▶ WRITTEN EXERCISE: Output the records exactly as they appear, with no pictures included.

## begin RECORDS FOR THE EXERCISE

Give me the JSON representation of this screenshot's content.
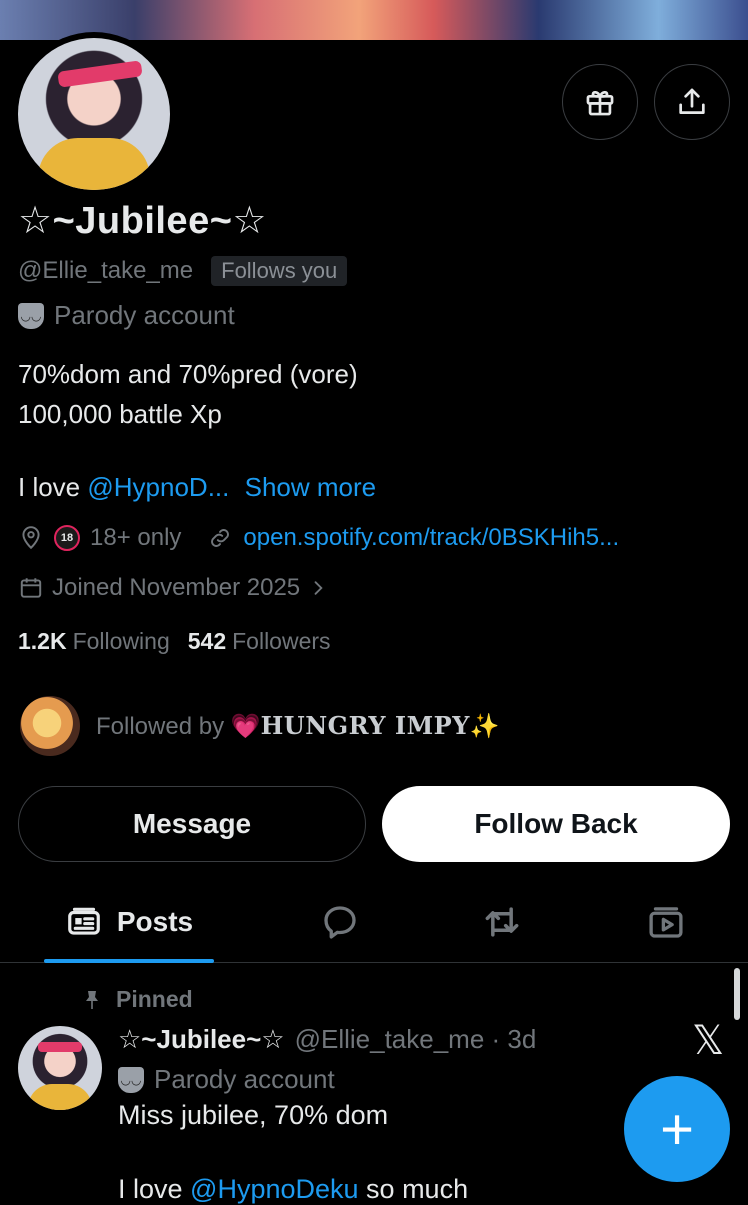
{
  "profile": {
    "display_name": "☆~Jubilee~☆",
    "handle": "@Ellie_take_me",
    "follows_you": "Follows you",
    "account_label": "Parody account",
    "bio": "70%dom and 70%pred (vore)\n 100,000 battle Xp",
    "bio_love_prefix": "I love ",
    "bio_mention": "@HypnoD...",
    "show_more": "Show more",
    "age_rating_icon_text": "18",
    "age_label": "18+ only",
    "website": "open.spotify.com/track/0BSKHih5...",
    "joined": "Joined November 2025",
    "following_count": "1.2K",
    "following_label": "Following",
    "followers_count": "542",
    "followers_label": "Followers",
    "followed_by_prefix": "Followed by",
    "followed_by_heart": "💗",
    "followed_by_name": "HUNGRY IMPY✨"
  },
  "actions": {
    "message": "Message",
    "follow_back": "Follow Back"
  },
  "tabs": {
    "posts_label": "Posts"
  },
  "pinned_post": {
    "pinned_label": "Pinned",
    "author_name": "☆~Jubilee~☆",
    "author_handle": "@Ellie_take_me · 3d",
    "author_label": "Parody account",
    "text_line1": "Miss jubilee, 70% dom",
    "text_line2_prefix": "I love ",
    "text_line2_mention": "@HypnoDeku",
    "text_line2_suffix": " so much",
    "x_logo": "𝕏"
  },
  "fab": {
    "symbol": "+"
  },
  "colors": {
    "accent": "#1d9bf0",
    "background": "#000000",
    "text_primary": "#e7e9ea",
    "text_secondary": "#71767b"
  }
}
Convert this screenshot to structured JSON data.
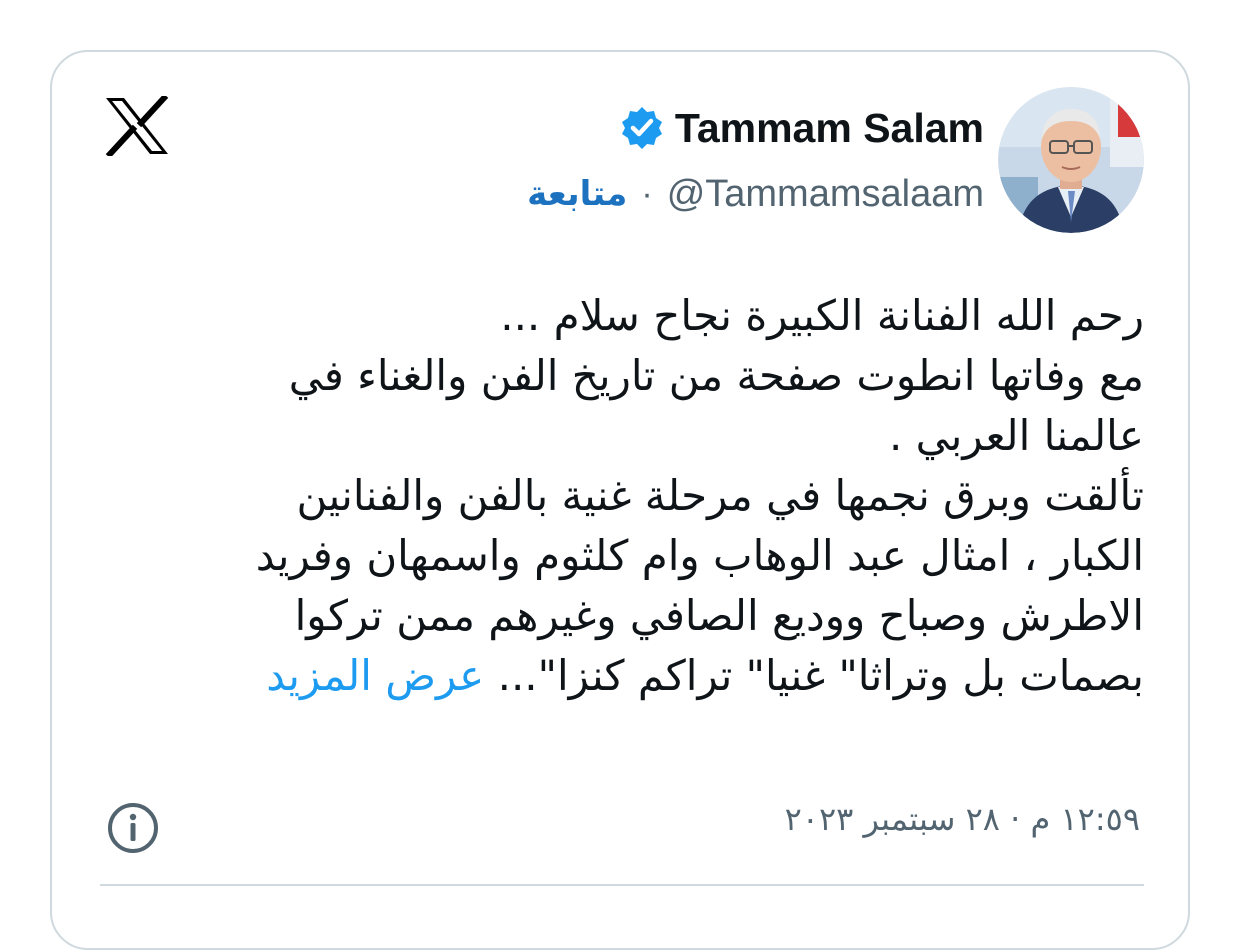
{
  "author": {
    "display_name": "Tammam Salam",
    "handle": "@Tammamsalaam",
    "separator": "·",
    "follow_label": "متابعة",
    "verified": true,
    "avatar": "profile-photo"
  },
  "tweet": {
    "lines": [
      "رحم الله الفنانة الكبيرة نجاح سلام ...",
      "مع وفاتها انطوت صفحة من تاريخ الفن والغناء في",
      "عالمنا العربي .",
      "تألقت وبرق نجمها في مرحلة غنية بالفن والفنانين",
      "الكبار ، امثال عبد الوهاب وام كلثوم واسمهان وفريد",
      "الاطرش وصباح ووديع الصافي وغيرهم ممن تركوا",
      "بصمات بل وتراثا\" غنيا\" تراكم كنزا\"..."
    ],
    "show_more_label": "عرض المزيد",
    "timestamp": "١٢:٥٩ م · ٢٨ سبتمبر ٢٠٢٣"
  },
  "icons": {
    "platform_logo": "x-logo-icon",
    "verified_badge": "verified-badge-icon",
    "info": "info-icon"
  },
  "colors": {
    "text": "#0f1419",
    "secondary": "#536471",
    "link": "#1d9bf0",
    "follow": "#1d72c0",
    "border": "#cfd9de"
  }
}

## end RECORDS FOR THE EXERCISE

▶ FINAL RESULT:
Give me the JSON representation of this screenshot's content.
{
  "profile": {
    "display_name": "☆~Jubilee~☆",
    "handle": "@Ellie_take_me",
    "follows_you": "Follows you",
    "account_label": "Parody account",
    "bio": "70%dom and 70%pred (vore)\n 100,000 battle Xp",
    "bio_love_prefix": "I love ",
    "bio_mention": "@HypnoD...",
    "show_more": "Show more",
    "age_rating_icon_text": "18",
    "age_label": "18+ only",
    "website": "open.spotify.com/track/0BSKHih5...",
    "joined": "Joined November 2025",
    "following_count": "1.2K",
    "following_label": "Following",
    "followers_count": "542",
    "followers_label": "Followers",
    "followed_by_prefix": "Followed by",
    "followed_by_heart": "💗",
    "followed_by_name": "HUNGRY IMPY✨"
  },
  "actions": {
    "message": "Message",
    "follow_back": "Follow Back"
  },
  "tabs": {
    "posts_label": "Posts"
  },
  "pinned_post": {
    "pinned_label": "Pinned",
    "author_name": "☆~Jubilee~☆",
    "author_handle": "@Ellie_take_me · 3d",
    "author_label": "Parody account",
    "text_line1": "Miss jubilee, 70% dom",
    "text_line2_prefix": "I love ",
    "text_line2_mention": "@HypnoDeku",
    "text_line2_suffix": " so much",
    "x_logo": "𝕏"
  },
  "fab": {
    "symbol": "+"
  },
  "colors": {
    "accent": "#1d9bf0",
    "background": "#000000",
    "text_primary": "#e7e9ea",
    "text_secondary": "#71767b"
  }
}
Convert this screenshot to structured JSON data.
{
  "author": {
    "display_name": "Tammam Salam",
    "handle": "@Tammamsalaam",
    "separator": "·",
    "follow_label": "متابعة",
    "verified": true,
    "avatar": "profile-photo"
  },
  "tweet": {
    "lines": [
      "رحم الله الفنانة الكبيرة نجاح سلام ...",
      "مع وفاتها انطوت صفحة من تاريخ الفن والغناء في",
      "عالمنا العربي .",
      "تألقت وبرق نجمها في مرحلة غنية بالفن والفنانين",
      "الكبار ، امثال عبد الوهاب وام كلثوم واسمهان وفريد",
      "الاطرش وصباح ووديع الصافي وغيرهم ممن تركوا",
      "بصمات بل وتراثا\" غنيا\" تراكم كنزا\"..."
    ],
    "show_more_label": "عرض المزيد",
    "timestamp": "١٢:٥٩ م · ٢٨ سبتمبر ٢٠٢٣"
  },
  "icons": {
    "platform_logo": "x-logo-icon",
    "verified_badge": "verified-badge-icon",
    "info": "info-icon"
  },
  "colors": {
    "text": "#0f1419",
    "secondary": "#536471",
    "link": "#1d9bf0",
    "follow": "#1d72c0",
    "border": "#cfd9de"
  }
}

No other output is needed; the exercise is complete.